[Opening Material for the task section]
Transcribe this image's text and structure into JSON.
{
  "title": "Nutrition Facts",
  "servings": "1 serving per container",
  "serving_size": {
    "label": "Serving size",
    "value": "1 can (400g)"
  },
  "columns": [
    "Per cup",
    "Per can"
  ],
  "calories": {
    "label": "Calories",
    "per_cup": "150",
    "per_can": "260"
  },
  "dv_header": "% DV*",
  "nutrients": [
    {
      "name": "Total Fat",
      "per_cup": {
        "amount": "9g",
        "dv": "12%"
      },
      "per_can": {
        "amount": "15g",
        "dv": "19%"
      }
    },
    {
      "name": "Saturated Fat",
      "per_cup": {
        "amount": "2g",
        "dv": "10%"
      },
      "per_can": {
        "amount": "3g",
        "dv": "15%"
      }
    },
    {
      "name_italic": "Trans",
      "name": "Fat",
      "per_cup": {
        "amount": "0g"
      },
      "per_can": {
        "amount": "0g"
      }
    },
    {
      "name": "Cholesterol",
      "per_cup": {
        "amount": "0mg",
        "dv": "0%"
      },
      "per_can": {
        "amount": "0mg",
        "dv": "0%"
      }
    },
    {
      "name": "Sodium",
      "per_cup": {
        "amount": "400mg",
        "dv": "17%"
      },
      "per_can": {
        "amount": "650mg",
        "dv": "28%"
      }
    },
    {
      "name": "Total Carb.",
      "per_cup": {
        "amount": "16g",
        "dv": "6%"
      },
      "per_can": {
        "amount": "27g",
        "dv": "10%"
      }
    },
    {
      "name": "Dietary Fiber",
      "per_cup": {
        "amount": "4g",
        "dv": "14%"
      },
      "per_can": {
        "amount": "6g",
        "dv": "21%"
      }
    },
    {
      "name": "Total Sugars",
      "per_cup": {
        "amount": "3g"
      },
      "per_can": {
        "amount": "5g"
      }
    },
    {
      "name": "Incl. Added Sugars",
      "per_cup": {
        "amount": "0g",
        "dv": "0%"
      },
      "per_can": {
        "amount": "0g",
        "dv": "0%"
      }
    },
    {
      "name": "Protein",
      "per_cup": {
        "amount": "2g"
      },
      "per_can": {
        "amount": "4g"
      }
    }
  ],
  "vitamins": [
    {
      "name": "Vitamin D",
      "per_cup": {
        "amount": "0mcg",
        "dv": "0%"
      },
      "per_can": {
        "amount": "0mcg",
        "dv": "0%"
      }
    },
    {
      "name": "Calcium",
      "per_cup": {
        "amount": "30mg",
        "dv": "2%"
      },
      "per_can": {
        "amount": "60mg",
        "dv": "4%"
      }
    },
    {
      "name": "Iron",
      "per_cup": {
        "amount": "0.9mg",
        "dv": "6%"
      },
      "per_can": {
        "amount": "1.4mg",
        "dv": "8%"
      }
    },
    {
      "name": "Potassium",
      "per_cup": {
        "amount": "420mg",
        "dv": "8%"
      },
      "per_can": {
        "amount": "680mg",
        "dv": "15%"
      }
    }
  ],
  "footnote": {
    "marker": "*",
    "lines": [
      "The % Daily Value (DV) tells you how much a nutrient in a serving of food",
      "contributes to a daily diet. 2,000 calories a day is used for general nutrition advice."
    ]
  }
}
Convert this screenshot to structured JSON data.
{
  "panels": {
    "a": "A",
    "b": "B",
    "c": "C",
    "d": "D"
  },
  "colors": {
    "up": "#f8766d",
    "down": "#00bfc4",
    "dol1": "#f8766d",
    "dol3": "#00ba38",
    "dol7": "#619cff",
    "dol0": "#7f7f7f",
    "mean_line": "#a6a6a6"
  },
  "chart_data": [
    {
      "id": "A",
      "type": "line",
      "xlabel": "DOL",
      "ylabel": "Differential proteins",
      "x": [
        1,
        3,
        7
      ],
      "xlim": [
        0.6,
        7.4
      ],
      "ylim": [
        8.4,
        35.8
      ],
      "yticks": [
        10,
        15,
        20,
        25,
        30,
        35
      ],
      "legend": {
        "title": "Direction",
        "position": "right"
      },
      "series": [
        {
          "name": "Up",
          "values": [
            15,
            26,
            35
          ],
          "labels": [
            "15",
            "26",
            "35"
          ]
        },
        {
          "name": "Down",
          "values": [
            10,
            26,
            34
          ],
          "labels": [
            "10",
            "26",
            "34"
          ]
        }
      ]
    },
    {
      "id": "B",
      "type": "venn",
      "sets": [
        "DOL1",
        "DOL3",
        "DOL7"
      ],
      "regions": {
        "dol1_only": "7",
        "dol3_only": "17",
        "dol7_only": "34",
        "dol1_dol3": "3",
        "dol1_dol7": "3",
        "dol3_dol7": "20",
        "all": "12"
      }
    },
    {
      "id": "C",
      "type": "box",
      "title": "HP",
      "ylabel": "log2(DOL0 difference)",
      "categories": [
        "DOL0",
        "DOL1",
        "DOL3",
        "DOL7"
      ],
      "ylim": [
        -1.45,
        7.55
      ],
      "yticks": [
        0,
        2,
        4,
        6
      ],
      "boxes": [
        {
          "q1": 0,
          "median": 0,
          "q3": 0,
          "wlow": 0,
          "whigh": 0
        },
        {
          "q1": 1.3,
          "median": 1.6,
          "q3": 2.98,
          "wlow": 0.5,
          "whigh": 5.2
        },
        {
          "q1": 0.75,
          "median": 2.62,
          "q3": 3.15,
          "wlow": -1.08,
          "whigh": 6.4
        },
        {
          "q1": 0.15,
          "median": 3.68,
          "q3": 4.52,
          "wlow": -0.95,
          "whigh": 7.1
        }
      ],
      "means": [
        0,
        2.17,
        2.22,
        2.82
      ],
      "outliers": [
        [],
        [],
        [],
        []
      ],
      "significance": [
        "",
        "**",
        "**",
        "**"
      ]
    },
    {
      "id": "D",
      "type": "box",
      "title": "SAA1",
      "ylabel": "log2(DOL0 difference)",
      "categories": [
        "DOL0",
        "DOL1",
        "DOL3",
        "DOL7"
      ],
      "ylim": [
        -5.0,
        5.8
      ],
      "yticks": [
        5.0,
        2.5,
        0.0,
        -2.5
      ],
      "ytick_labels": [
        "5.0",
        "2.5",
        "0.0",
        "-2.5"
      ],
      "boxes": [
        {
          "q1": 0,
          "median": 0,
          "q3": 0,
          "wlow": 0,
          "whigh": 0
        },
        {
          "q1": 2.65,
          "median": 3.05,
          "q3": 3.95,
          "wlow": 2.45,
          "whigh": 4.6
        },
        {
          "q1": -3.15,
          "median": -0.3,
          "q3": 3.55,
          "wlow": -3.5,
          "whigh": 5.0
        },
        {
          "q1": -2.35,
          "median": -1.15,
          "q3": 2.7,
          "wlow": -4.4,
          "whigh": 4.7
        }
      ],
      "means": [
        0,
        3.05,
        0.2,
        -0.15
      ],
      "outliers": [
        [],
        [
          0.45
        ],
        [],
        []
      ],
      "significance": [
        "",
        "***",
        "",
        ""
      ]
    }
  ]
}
[Closing Material for the task section]
(Task description)
Output all records exactly, with nothing added or dropped.

(Output below)
Transcribe this image's text and structure into JSON.
{
  "title": "Nutrition Facts",
  "servings": "1 serving per container",
  "serving_size": {
    "label": "Serving size",
    "value": "1 can (400g)"
  },
  "columns": [
    "Per cup",
    "Per can"
  ],
  "calories": {
    "label": "Calories",
    "per_cup": "150",
    "per_can": "260"
  },
  "dv_header": "% DV*",
  "nutrients": [
    {
      "name": "Total Fat",
      "per_cup": {
        "amount": "9g",
        "dv": "12%"
      },
      "per_can": {
        "amount": "15g",
        "dv": "19%"
      }
    },
    {
      "name": "Saturated Fat",
      "per_cup": {
        "amount": "2g",
        "dv": "10%"
      },
      "per_can": {
        "amount": "3g",
        "dv": "15%"
      }
    },
    {
      "name_italic": "Trans",
      "name": "Fat",
      "per_cup": {
        "amount": "0g"
      },
      "per_can": {
        "amount": "0g"
      }
    },
    {
      "name": "Cholesterol",
      "per_cup": {
        "amount": "0mg",
        "dv": "0%"
      },
      "per_can": {
        "amount": "0mg",
        "dv": "0%"
      }
    },
    {
      "name": "Sodium",
      "per_cup": {
        "amount": "400mg",
        "dv": "17%"
      },
      "per_can": {
        "amount": "650mg",
        "dv": "28%"
      }
    },
    {
      "name": "Total Carb.",
      "per_cup": {
        "amount": "16g",
        "dv": "6%"
      },
      "per_can": {
        "amount": "27g",
        "dv": "10%"
      }
    },
    {
      "name": "Dietary Fiber",
      "per_cup": {
        "amount": "4g",
        "dv": "14%"
      },
      "per_can": {
        "amount": "6g",
        "dv": "21%"
      }
    },
    {
      "name": "Total Sugars",
      "per_cup": {
        "amount": "3g"
      },
      "per_can": {
        "amount": "5g"
      }
    },
    {
      "name": "Incl. Added Sugars",
      "per_cup": {
        "amount": "0g",
        "dv": "0%"
      },
      "per_can": {
        "amount": "0g",
        "dv": "0%"
      }
    },
    {
      "name": "Protein",
      "per_cup": {
        "amount": "2g"
      },
      "per_can": {
        "amount": "4g"
      }
    }
  ],
  "vitamins": [
    {
      "name": "Vitamin D",
      "per_cup": {
        "amount": "0mcg",
        "dv": "0%"
      },
      "per_can": {
        "amount": "0mcg",
        "dv": "0%"
      }
    },
    {
      "name": "Calcium",
      "per_cup": {
        "amount": "30mg",
        "dv": "2%"
      },
      "per_can": {
        "amount": "60mg",
        "dv": "4%"
      }
    },
    {
      "name": "Iron",
      "per_cup": {
        "amount": "0.9mg",
        "dv": "6%"
      },
      "per_can": {
        "amount": "1.4mg",
        "dv": "8%"
      }
    },
    {
      "name": "Potassium",
      "per_cup": {
        "amount": "420mg",
        "dv": "8%"
      },
      "per_can": {
        "amount": "680mg",
        "dv": "15%"
      }
    }
  ],
  "footnote": {
    "marker": "*",
    "lines": [
      "The % Daily Value (DV) tells you how much a nutrient in a serving of food",
      "contributes to a daily diet. 2,000 calories a day is used for general nutrition advice."
    ]
  }
}
Convert this screenshot to structured JSON data.
{
  "panels": {
    "a": "A",
    "b": "B",
    "c": "C",
    "d": "D"
  },
  "colors": {
    "up": "#f8766d",
    "down": "#00bfc4",
    "dol1": "#f8766d",
    "dol3": "#00ba38",
    "dol7": "#619cff",
    "dol0": "#7f7f7f",
    "mean_line": "#a6a6a6"
  },
  "chart_data": [
    {
      "id": "A",
      "type": "line",
      "xlabel": "DOL",
      "ylabel": "Differential proteins",
      "x": [
        1,
        3,
        7
      ],
      "xlim": [
        0.6,
        7.4
      ],
      "ylim": [
        8.4,
        35.8
      ],
      "yticks": [
        10,
        15,
        20,
        25,
        30,
        35
      ],
      "legend": {
        "title": "Direction",
        "position": "right"
      },
      "series": [
        {
          "name": "Up",
          "values": [
            15,
            26,
            35
          ],
          "labels": [
            "15",
            "26",
            "35"
          ]
        },
        {
          "name": "Down",
          "values": [
            10,
            26,
            34
          ],
          "labels": [
            "10",
            "26",
            "34"
          ]
        }
      ]
    },
    {
      "id": "B",
      "type": "venn",
      "sets": [
        "DOL1",
        "DOL3",
        "DOL7"
      ],
      "regions": {
        "dol1_only": "7",
        "dol3_only": "17",
        "dol7_only": "34",
        "dol1_dol3": "3",
        "dol1_dol7": "3",
        "dol3_dol7": "20",
        "all": "12"
      }
    },
    {
      "id": "C",
      "type": "box",
      "title": "HP",
      "ylabel": "log2(DOL0 difference)",
      "categories": [
        "DOL0",
        "DOL1",
        "DOL3",
        "DOL7"
      ],
      "ylim": [
        -1.45,
        7.55
      ],
      "yticks": [
        0,
        2,
        4,
        6
      ],
      "boxes": [
        {
          "q1": 0,
          "median": 0,
          "q3": 0,
          "wlow": 0,
          "whigh": 0
        },
        {
          "q1": 1.3,
          "median": 1.6,
          "q3": 2.98,
          "wlow": 0.5,
          "whigh": 5.2
        },
        {
          "q1": 0.75,
          "median": 2.62,
          "q3": 3.15,
          "wlow": -1.08,
          "whigh": 6.4
        },
        {
          "q1": 0.15,
          "median": 3.68,
          "q3": 4.52,
          "wlow": -0.95,
          "whigh": 7.1
        }
      ],
      "means": [
        0,
        2.17,
        2.22,
        2.82
      ],
      "outliers": [
        [],
        [],
        [],
        []
      ],
      "significance": [
        "",
        "**",
        "**",
        "**"
      ]
    },
    {
      "id": "D",
      "type": "box",
      "title": "SAA1",
      "ylabel": "log2(DOL0 difference)",
      "categories": [
        "DOL0",
        "DOL1",
        "DOL3",
        "DOL7"
      ],
      "ylim": [
        -5.0,
        5.8
      ],
      "yticks": [
        5.0,
        2.5,
        0.0,
        -2.5
      ],
      "ytick_labels": [
        "5.0",
        "2.5",
        "0.0",
        "-2.5"
      ],
      "boxes": [
        {
          "q1": 0,
          "median": 0,
          "q3": 0,
          "wlow": 0,
          "whigh": 0
        },
        {
          "q1": 2.65,
          "median": 3.05,
          "q3": 3.95,
          "wlow": 2.45,
          "whigh": 4.6
        },
        {
          "q1": -3.15,
          "median": -0.3,
          "q3": 3.55,
          "wlow": -3.5,
          "whigh": 5.0
        },
        {
          "q1": -2.35,
          "median": -1.15,
          "q3": 2.7,
          "wlow": -4.4,
          "whigh": 4.7
        }
      ],
      "means": [
        0,
        3.05,
        0.2,
        -0.15
      ],
      "outliers": [
        [],
        [
          0.45
        ],
        [],
        []
      ],
      "significance": [
        "",
        "***",
        "",
        ""
      ]
    }
  ]
}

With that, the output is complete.